### Exercise data

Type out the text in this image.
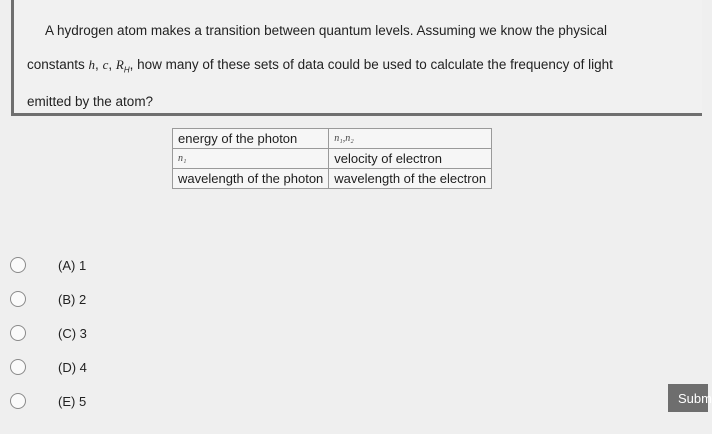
A hydrogen atom makes a transition between quantum levels. Assuming we know the physical
constants h, c, $R_H$, how many of these sets of data could be used to calculate the frequency of light
emitted by the atom?
energy of the photon	n₁,n₂
n₁	velocity of electron
wavelength of the photon	wavelength of the electron
(A) 1
(B) 2
(C) 3
(D) 4
(E) 5	Subm
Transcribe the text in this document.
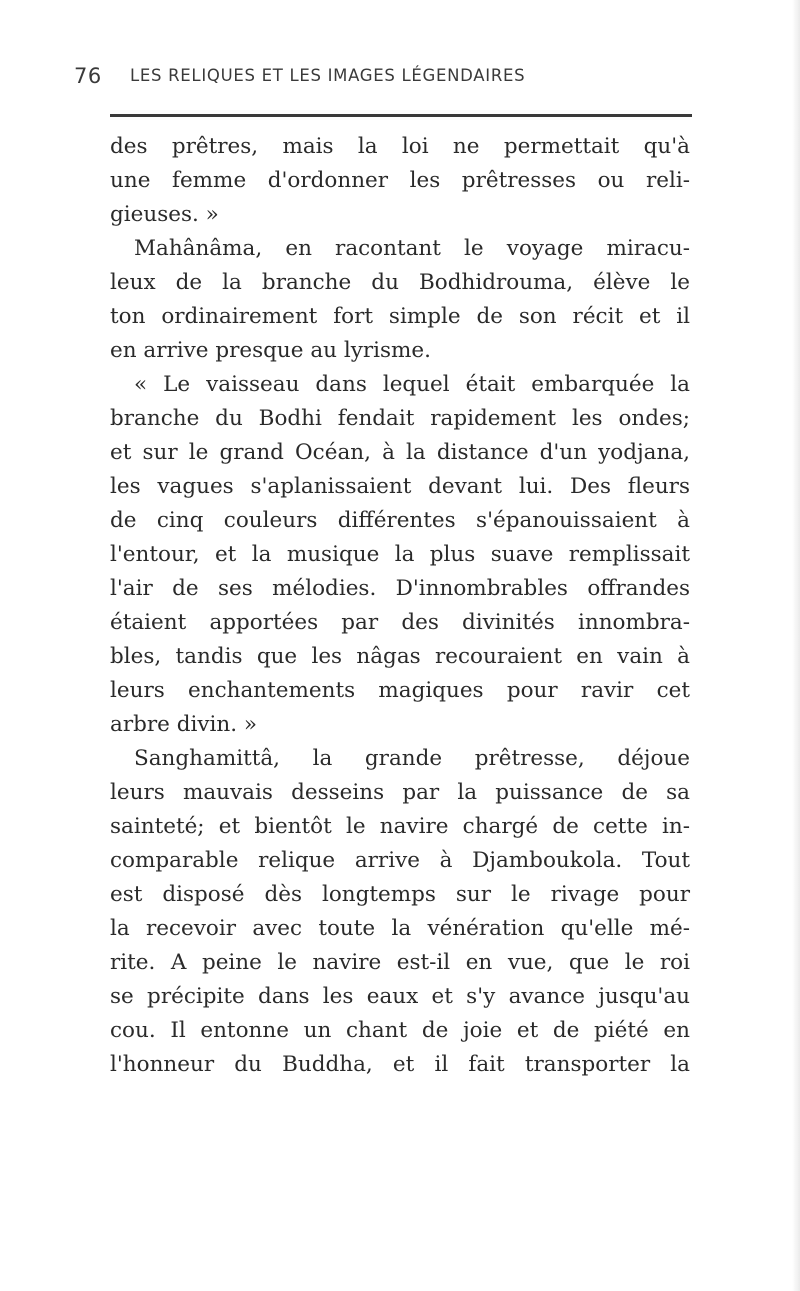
76 LES RELIQUES ET LES IMAGES LÉGENDAIRES
des prêtres, mais la loi ne permettait qu'à
une femme d'ordonner les prêtresses ou reli-
gieuses. »
Mahânâma, en racontant le voyage miracu-
leux de la branche du Bodhidrouma, élève le
ton ordinairement fort simple de son récit et il
en arrive presque au lyrisme.
« Le vaisseau dans lequel était embarquée la
branche du Bodhi fendait rapidement les ondes;
et sur le grand Océan, à la distance d'un yodjana,
les vagues s'aplanissaient devant lui. Des fleurs
de cinq couleurs différentes s'épanouissaient à
l'entour, et la musique la plus suave remplissait
l'air de ses mélodies. D'innombrables offrandes
étaient apportées par des divinités innombra-
bles, tandis que les nâgas recouraient en vain à
leurs enchantements magiques pour ravir cet
arbre divin. »
Sanghamittâ, la grande prêtresse, déjoue
leurs mauvais desseins par la puissance de sa
sainteté; et bientôt le navire chargé de cette in-
comparable relique arrive à Djamboukola. Tout
est disposé dès longtemps sur le rivage pour
la recevoir avec toute la vénération qu'elle mé-
rite. A peine le navire est-il en vue, que le roi
se précipite dans les eaux et s'y avance jusqu'au
cou. Il entonne un chant de joie et de piété en
l'honneur du Buddha, et il fait transporter la
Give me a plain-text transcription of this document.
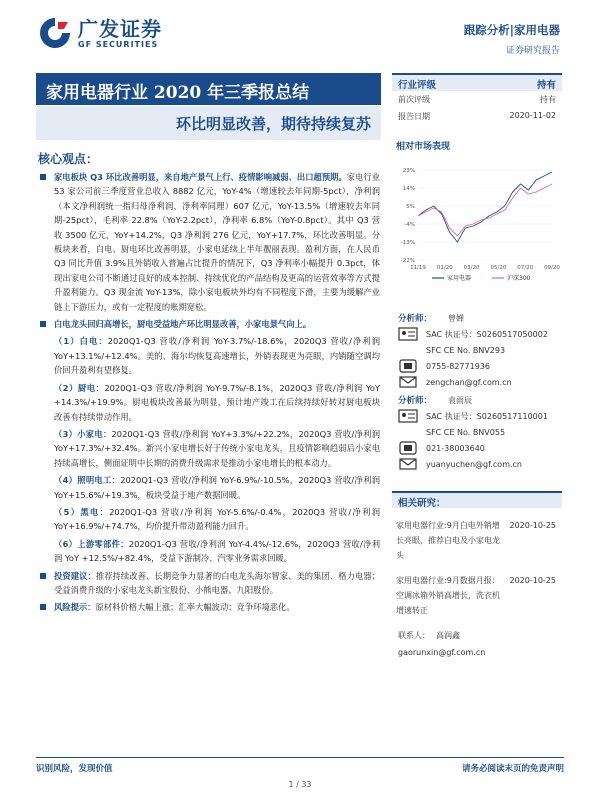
广发证券
GF SECURITIES
跟踪分析|家用电器
证券研究报告
家用电器行业 2020 年三季报总结
环比明显改善，期待持续复苏
核心观点：

家电板块 Q3 环比改善明显，来自地产景气上行、疫情影响减弱、出口超预期。家电行业 53 家公司前三季度营业总收入 8882 亿元，YoY-4%（增速较去年同期-5pct），净利润（本文净利润统一指归母净利润，净利率同理）607 亿元，YoY-13.5%（增速较去年同期-25pct），毛利率 22.8%（YoY-2.2pct），净利率 6.8%（YoY-0.8pct）。其中 Q3 营收 3500 亿元，YoY+14.2%，Q3 净利润 276 亿元，YoY+17.7%，环比改善明显。分板块来看，白电、厨电环比改善明显，小家电延续上半年靓丽表现。盈利方面，在人民币 Q3 同比升值 3.9%且外销收入普遍占比提升的情况下，Q3 净利率小幅提升 0.3pct，体现出家电公司不断通过良好的成本控制、持续优化的产品结构及更高的运营效率等方式提升盈利能力。Q3 现金流 YoY-13%，除小家电板块外均有不同程度下滑，主要为缓解产业链上下游压力，或有一定程度的账期宽松。

白电龙头回归高增长，厨电受益地产环比明显改善，小家电景气向上。

（1）白电：2020Q1-Q3 营收/净利润 YoY-3.7%/-18.6%，2020Q3 营收/净利润 YoY+13.1%/+12.4%。美的、海尔均恢复高速增长，外销表现更为亮眼，内销随空调均价回升盈利有望修复。

（2）厨电：2020Q1-Q3 营收/净利润 YoY-9.7%/-8.1%，2020Q3 营收/净利润 YoY +14.3%/+19.9%。厨电板块改善最为明显，预计地产竣工在后续持续好转对厨电板块改善有持续带动作用。

（3）小家电：2020Q1-Q3 营收/净利润 YoY+3.3%/+22.2%，2020Q3 营收/净利润 YoY+17.3%/+32.4%。新兴小家电增长好于传统小家电龙头，且疫情影响趋弱后小家电持续高增长，侧面证明中长期的消费升级需求是推动小家电增长的根本动力。

（4）照明电工：2020Q1-Q3 营收/净利润 YoY-6.9%/-10.5%，2020Q3 营收/净利润 YoY+15.6%/+19.3%，板块受益于地产数据回暖。

（5）黑电：2020Q1-Q3 营收/净利润 YoY-5.6%/-0.4%，2020Q3 营收/净利润 YoY+16.9%/+74.7%，均价提升带动盈利能力回升。

（6）上游零部件：2020Q1-Q3 营收/净利润 YoY-4.4%/-12.6%，2020Q3 营收/净利润 YoY +12.5%/+82.4%，受益下游制冷、汽零业务需求回暖。

投资建议：推荐持续改善、长期竞争力显著的白电龙头海尔智家、美的集团、格力电器；受益消费升级的小家电龙头新宝股份、小熊电器、九阳股份。

风险提示：原材料价格大幅上涨；汇率大幅波动；竞争环境恶化。

行业评级	持有
前次评级	持有
报告日期	2020-11-02
相对市场表现
23%
14%
5%
-4%
-13%
-22%
11/19 01/20 03/20 05/20 07/20 09/20
家用电器	沪深300
分析师：	曾婵
SAC 执证号：S0260517050002
SFC CE No. BNV293
0755-82771936
zengchan@gf.com.cn
分析师：	袁雨辰
SAC 执证号：S0260517110001
SFC CE No. BNV055
021-38003640
yuanyuchen@gf.com.cn
相关研究：
家用电器行业:9月白电外销增长亮眼，推荐白电及小家电龙头
2020-10-25
家用电器行业:9月数据月报：空调冰箱外销高增长，洗衣机增速转正
2020-10-25
联系人： 高润鑫
gaorunxin@gf.com.cn
识别风险，发现价值	请务必阅读末页的免责声明
1 / 33
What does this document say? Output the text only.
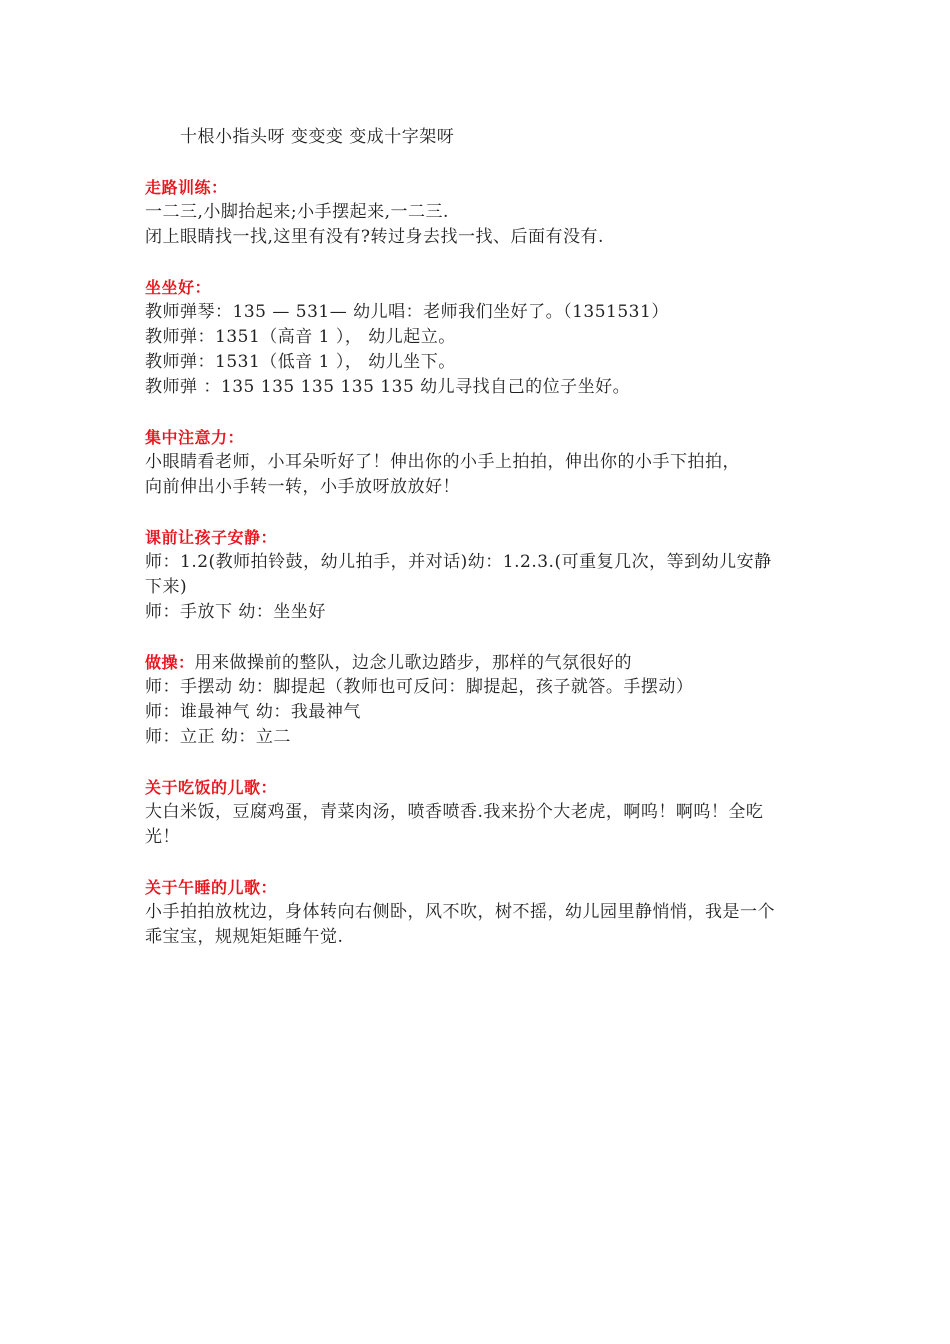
十根小指头呀 变变变 变成十字架呀
走路训练：
一二三,小脚抬起来;小手摆起来,一二三.
闭上眼睛找一找,这里有没有?转过身去找一找、后面有没有.
坐坐好：
教师弹琴：135 — 531— 幼儿唱：老师我们坐好了。（1351531）
教师弹：1351（高音 1 ）， 幼儿起立。
教师弹：1531（低音 1 ）， 幼儿坐下。
教师弹 ：135 135 135 135 135 幼儿寻找自己的位子坐好。
集中注意力：
小眼睛看老师，小耳朵听好了！伸出你的小手上拍拍，伸出你的小手下拍拍，
向前伸出小手转一转，小手放呀放放好！
课前让孩子安静：
师：1.2(教师拍铃鼓，幼儿拍手，并对话)幼：1.2.3.(可重复几次，等到幼儿安静
下来)
师：手放下 幼：坐坐好
做操：用来做操前的整队，边念儿歌边踏步，那样的气氛很好的
师：手摆动 幼：脚提起（教师也可反问：脚提起，孩子就答。手摆动）
师：谁最神气 幼：我最神气
师：立正 幼：立二
关于吃饭的儿歌：
大白米饭，豆腐鸡蛋，青菜肉汤，喷香喷香.我来扮个大老虎，啊呜！啊呜！全吃
光！
关于午睡的儿歌：
小手拍拍放枕边，身体转向右侧卧，风不吹，树不摇，幼儿园里静悄悄，我是一个
乖宝宝，规规矩矩睡午觉.
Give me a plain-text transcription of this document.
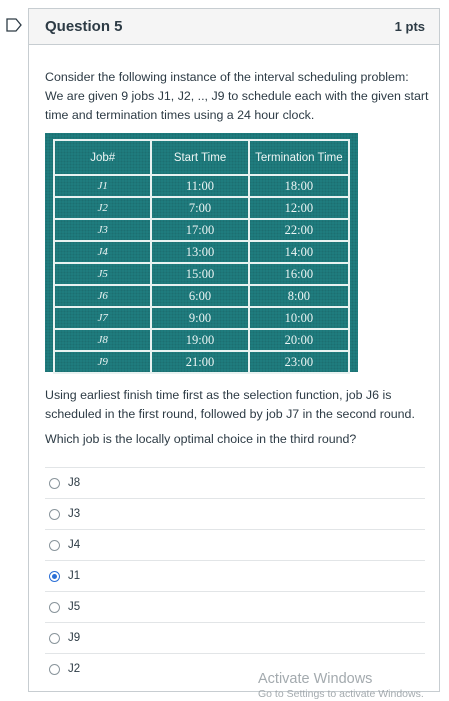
Question 5	1 pts
Consider the following instance of the interval scheduling problem: We are given 9 jobs J1, J2, .., J9 to schedule each with the given start time and termination times using a 24 hour clock.
Job#	Start Time	Termination Time
J1	11:00	18:00
J2	7:00	12:00
J3	17:00	22:00
J4	13:00	14:00
J5	15:00	16:00
J6	6:00	8:00
J7	9:00	10:00
J8	19:00	20:00
J9	21:00	23:00
Using earliest finish time first as the selection function, job J6 is scheduled in the first round, followed by job J7 in the second round.
Which job is the locally optimal choice in the third round?
J8
J3
J4
J1
J5
J9
J2
Activate Windows
Go to Settings to activate Windows.
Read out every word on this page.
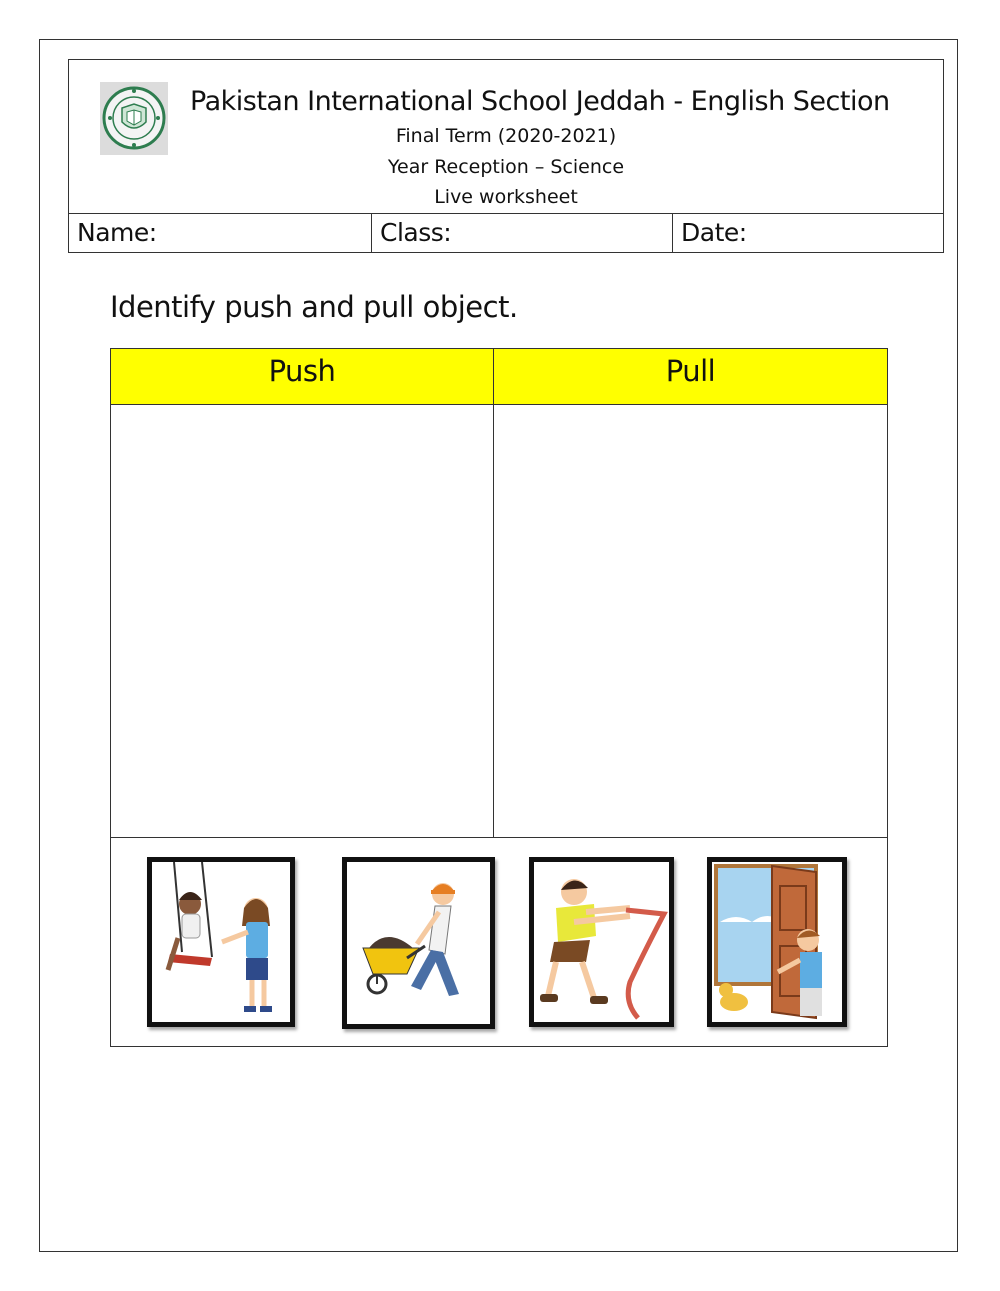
Pakistan International School Jeddah - English Section
Final Term (2020-2021)
Year Reception – Science
Live worksheet
Name:	Class:	Date:
Identify push and pull object.
Push	Pull
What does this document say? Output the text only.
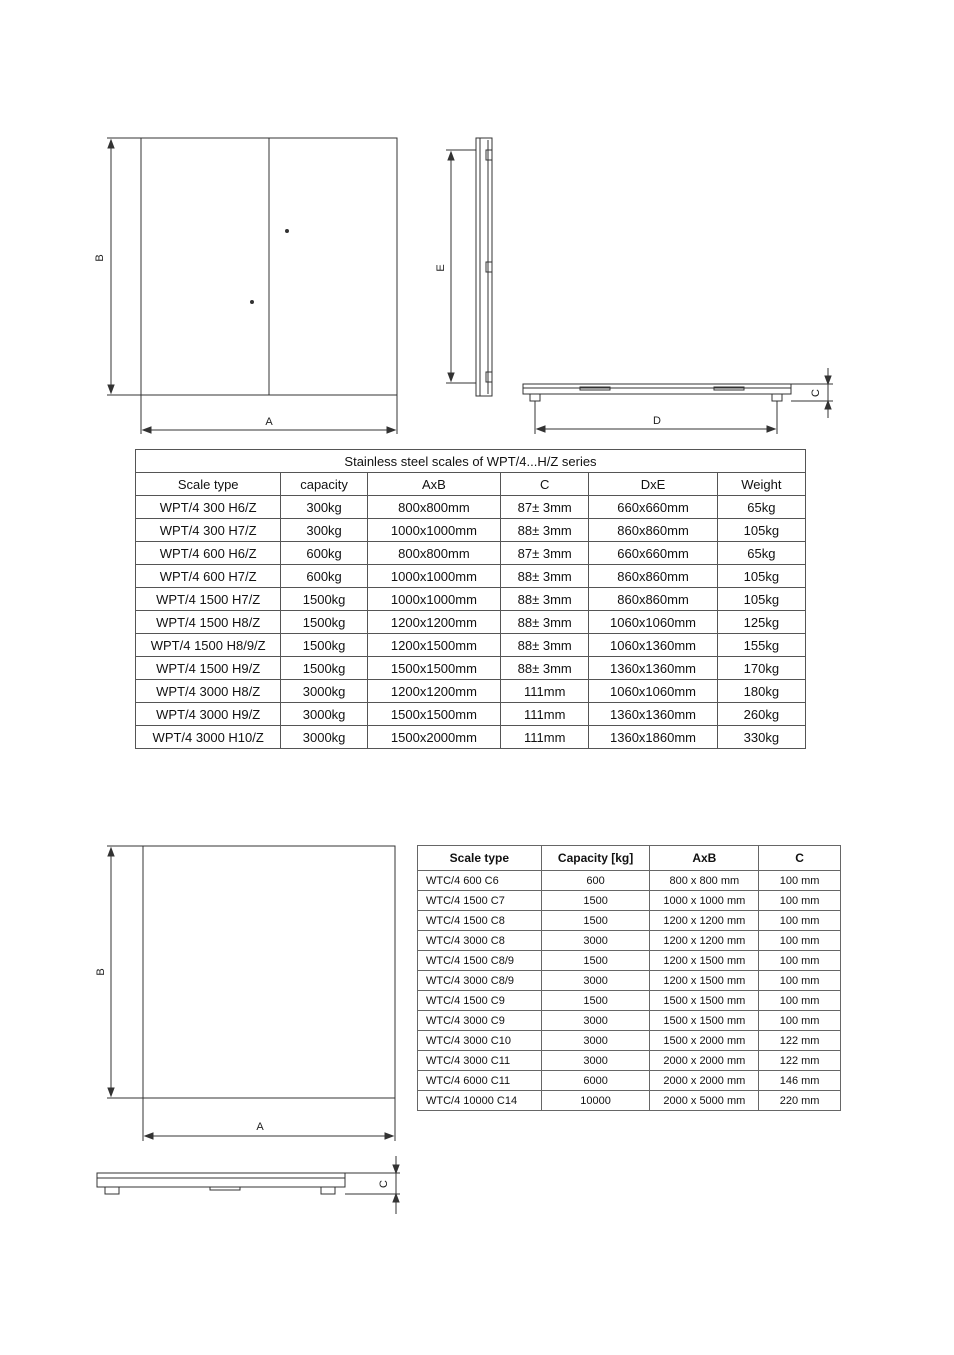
B
A
E
C
D
Stainless steel scales of WPT/4...H/Z series					
Scale type	capacity	AxB	C	DxE	Weight
WPT/4 300 H6/Z	300kg	800x800mm	87± 3mm	660x660mm	65kg
WPT/4 300 H7/Z	300kg	1000x1000mm	88± 3mm	860x860mm	105kg
WPT/4 600 H6/Z	600kg	800x800mm	87± 3mm	660x660mm	65kg
WPT/4 600 H7/Z	600kg	1000x1000mm	88± 3mm	860x860mm	105kg
WPT/4 1500 H7/Z	1500kg	1000x1000mm	88± 3mm	860x860mm	105kg
WPT/4 1500 H8/Z	1500kg	1200x1200mm	88± 3mm	1060x1060mm	125kg
WPT/4 1500 H8/9/Z	1500kg	1200x1500mm	88± 3mm	1060x1360mm	155kg
WPT/4 1500 H9/Z	1500kg	1500x1500mm	88± 3mm	1360x1360mm	170kg
WPT/4 3000 H8/Z	3000kg	1200x1200mm	111mm	1060x1060mm	180kg
WPT/4 3000 H9/Z	3000kg	1500x1500mm	111mm	1360x1360mm	260kg
WPT/4 3000 H10/Z	3000kg	1500x2000mm	111mm	1360x1860mm	330kg
B
A
C
Scale type	Capacity [kg]	AxB	C
WTC/4 600 C6	600	800 x 800 mm	100 mm
WTC/4 1500 C7	1500	1000 x 1000 mm	100 mm
WTC/4 1500 C8	1500	1200 x 1200 mm	100 mm
WTC/4 3000 C8	3000	1200 x 1200 mm	100 mm
WTC/4 1500 C8/9	1500	1200 x 1500 mm	100 mm
WTC/4 3000 C8/9	3000	1200 x 1500 mm	100 mm
WTC/4 1500 C9	1500	1500 x 1500 mm	100 mm
WTC/4 3000 C9	3000	1500 x 1500 mm	100 mm
WTC/4 3000 C10	3000	1500 x 2000 mm	122 mm
WTC/4 3000 C11	3000	2000 x 2000 mm	122 mm
WTC/4 6000 C11	6000	2000 x 2000 mm	146 mm
WTC/4 10000 C14	10000	2000 x 5000 mm	220 mm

### Instructions for the task
In the listing above, how many lines include the word "round"? Answer with the number and nothing more.

### The reply
2